━━━ Listed entries
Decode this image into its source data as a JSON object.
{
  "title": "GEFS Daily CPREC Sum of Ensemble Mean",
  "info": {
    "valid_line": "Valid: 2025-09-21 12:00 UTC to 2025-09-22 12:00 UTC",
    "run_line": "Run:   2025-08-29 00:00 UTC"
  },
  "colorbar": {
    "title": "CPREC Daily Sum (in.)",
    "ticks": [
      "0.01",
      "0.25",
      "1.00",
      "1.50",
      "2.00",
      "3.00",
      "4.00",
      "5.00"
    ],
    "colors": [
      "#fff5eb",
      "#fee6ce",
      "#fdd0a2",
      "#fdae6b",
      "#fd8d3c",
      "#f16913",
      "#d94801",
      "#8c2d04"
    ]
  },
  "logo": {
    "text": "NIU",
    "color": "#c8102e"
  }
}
━━━━━━
**What you need to do**
Tally up the lines in the preceding listing that contain the string "title". Respond with the number and nothing else.

**Reply to the task**
2